| AIM |
Keep only the lines of the data below that contain "SRMTID", and copy them.

[Items listed in a dataset]
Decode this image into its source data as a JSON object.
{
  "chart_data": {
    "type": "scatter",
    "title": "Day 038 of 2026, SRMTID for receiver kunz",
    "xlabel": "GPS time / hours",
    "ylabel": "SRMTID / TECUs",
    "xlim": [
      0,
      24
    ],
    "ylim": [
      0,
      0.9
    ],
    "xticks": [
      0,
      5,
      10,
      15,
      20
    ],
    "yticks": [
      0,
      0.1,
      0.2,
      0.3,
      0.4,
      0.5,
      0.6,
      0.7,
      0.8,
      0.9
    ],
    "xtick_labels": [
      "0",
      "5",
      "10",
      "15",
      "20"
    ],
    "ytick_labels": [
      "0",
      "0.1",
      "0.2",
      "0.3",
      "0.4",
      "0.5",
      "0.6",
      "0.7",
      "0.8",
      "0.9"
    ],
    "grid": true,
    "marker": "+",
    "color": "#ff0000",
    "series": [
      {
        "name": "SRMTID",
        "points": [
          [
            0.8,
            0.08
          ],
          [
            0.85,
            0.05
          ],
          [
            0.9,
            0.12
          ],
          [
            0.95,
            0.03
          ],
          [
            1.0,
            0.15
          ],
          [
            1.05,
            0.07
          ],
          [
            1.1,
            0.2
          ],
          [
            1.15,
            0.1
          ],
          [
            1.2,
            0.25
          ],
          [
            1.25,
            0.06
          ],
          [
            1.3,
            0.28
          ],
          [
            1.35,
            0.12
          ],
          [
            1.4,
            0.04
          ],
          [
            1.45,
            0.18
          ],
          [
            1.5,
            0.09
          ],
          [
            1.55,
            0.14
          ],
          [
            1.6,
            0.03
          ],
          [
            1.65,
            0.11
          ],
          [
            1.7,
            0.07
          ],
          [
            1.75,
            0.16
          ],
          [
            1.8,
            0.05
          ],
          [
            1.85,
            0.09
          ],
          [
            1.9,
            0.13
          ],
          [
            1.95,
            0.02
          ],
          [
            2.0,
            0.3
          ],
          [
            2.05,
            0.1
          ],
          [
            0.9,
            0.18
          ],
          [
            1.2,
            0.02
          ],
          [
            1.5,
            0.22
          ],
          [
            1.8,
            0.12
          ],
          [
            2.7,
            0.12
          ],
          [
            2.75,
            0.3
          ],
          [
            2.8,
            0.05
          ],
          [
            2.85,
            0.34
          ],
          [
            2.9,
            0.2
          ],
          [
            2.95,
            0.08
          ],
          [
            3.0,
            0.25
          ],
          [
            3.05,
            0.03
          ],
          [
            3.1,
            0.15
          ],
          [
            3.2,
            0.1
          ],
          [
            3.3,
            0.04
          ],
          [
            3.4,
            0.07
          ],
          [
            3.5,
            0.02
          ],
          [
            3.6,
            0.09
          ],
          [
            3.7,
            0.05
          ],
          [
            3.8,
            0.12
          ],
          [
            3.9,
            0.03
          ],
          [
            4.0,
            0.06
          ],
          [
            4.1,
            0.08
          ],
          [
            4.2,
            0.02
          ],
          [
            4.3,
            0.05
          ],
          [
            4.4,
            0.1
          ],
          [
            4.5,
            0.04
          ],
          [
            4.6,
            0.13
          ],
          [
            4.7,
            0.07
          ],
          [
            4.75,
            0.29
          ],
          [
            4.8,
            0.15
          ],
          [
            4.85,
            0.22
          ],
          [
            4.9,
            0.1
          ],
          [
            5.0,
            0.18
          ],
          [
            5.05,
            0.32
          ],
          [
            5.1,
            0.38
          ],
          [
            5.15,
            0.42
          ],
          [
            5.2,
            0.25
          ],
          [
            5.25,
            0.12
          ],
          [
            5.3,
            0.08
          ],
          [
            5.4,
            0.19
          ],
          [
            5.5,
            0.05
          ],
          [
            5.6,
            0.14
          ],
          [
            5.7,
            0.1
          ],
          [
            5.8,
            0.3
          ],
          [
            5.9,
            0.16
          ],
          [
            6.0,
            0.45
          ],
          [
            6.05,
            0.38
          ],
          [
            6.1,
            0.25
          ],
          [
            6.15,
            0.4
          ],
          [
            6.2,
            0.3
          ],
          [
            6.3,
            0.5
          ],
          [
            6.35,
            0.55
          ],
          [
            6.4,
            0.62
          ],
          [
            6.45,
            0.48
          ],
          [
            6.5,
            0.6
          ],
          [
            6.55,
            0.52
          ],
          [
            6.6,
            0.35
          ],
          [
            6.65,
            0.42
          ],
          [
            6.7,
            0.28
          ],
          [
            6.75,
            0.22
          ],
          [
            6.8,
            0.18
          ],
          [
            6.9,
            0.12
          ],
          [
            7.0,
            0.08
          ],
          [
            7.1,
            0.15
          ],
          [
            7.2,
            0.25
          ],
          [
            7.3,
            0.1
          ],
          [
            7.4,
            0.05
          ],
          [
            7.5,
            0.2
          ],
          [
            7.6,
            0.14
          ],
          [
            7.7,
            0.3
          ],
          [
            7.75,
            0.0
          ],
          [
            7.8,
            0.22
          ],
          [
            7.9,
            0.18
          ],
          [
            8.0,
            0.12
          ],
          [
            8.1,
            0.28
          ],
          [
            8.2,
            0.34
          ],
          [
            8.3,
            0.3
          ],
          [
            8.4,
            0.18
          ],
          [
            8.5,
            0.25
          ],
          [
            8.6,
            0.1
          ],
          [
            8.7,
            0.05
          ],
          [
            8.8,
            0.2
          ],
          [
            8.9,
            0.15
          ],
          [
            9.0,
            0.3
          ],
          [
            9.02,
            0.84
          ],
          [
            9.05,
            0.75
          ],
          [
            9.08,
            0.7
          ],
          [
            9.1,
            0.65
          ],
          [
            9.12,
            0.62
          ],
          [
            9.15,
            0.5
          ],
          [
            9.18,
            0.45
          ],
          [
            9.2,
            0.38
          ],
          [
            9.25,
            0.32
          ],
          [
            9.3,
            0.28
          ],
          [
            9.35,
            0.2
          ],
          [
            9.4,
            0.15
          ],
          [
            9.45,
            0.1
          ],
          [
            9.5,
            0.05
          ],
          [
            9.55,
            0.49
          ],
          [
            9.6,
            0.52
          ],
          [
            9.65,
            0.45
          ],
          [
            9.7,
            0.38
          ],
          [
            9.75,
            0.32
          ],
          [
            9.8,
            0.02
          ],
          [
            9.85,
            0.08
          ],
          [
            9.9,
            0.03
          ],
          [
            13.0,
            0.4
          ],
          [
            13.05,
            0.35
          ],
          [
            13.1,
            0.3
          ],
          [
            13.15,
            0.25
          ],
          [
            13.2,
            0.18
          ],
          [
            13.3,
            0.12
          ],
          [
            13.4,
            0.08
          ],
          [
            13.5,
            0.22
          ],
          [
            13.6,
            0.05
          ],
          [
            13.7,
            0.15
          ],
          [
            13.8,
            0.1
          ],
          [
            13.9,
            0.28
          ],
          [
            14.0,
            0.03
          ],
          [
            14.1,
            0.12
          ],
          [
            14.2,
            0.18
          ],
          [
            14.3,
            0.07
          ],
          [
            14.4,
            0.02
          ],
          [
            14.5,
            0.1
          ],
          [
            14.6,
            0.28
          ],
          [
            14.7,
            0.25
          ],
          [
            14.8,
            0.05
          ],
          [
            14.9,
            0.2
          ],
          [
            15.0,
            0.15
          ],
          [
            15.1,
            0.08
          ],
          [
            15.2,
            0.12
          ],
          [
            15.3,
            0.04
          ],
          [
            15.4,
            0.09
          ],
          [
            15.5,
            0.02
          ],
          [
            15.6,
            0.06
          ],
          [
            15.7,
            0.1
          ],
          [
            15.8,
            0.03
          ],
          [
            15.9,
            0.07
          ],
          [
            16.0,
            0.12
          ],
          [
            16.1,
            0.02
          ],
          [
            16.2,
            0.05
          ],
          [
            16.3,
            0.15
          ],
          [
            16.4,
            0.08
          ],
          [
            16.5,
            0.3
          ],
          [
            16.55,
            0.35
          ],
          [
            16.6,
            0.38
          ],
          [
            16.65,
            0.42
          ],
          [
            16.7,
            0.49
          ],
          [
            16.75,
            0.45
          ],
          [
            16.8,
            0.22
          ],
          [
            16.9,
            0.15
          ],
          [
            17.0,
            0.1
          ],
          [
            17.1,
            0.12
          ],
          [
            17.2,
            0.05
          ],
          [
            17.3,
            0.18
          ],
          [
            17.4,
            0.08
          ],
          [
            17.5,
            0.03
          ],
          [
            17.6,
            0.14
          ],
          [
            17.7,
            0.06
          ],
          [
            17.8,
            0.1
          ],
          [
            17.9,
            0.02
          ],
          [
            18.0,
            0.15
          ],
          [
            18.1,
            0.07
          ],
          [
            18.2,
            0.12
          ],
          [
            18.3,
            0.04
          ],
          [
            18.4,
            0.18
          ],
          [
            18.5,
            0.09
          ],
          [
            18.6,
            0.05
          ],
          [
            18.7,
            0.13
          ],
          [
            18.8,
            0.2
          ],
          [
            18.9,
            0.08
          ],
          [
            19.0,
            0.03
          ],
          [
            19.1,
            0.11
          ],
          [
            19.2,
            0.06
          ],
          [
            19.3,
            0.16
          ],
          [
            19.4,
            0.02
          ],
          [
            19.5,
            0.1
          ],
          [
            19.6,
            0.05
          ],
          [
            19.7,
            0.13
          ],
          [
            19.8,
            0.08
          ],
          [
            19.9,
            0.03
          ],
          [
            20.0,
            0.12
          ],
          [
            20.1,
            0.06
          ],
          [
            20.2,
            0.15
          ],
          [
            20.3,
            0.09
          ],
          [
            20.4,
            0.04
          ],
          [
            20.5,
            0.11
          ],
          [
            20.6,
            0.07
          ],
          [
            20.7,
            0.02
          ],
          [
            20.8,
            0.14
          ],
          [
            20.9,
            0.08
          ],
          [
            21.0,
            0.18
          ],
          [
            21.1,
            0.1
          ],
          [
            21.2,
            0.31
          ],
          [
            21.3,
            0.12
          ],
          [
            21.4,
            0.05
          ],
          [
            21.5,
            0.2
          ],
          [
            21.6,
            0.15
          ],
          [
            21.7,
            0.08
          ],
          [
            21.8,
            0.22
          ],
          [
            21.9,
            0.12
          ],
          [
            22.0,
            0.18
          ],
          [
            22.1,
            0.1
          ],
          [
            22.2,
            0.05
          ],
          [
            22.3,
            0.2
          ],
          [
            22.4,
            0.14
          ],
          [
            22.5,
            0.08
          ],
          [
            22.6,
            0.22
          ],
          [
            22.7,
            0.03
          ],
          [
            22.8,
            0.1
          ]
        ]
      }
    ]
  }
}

| REPLY TO THE TASK |
    "title": "Day 038 of 2026, SRMTID for receiver kunz",
    "ylabel": "SRMTID / TECUs",
        "name": "SRMTID",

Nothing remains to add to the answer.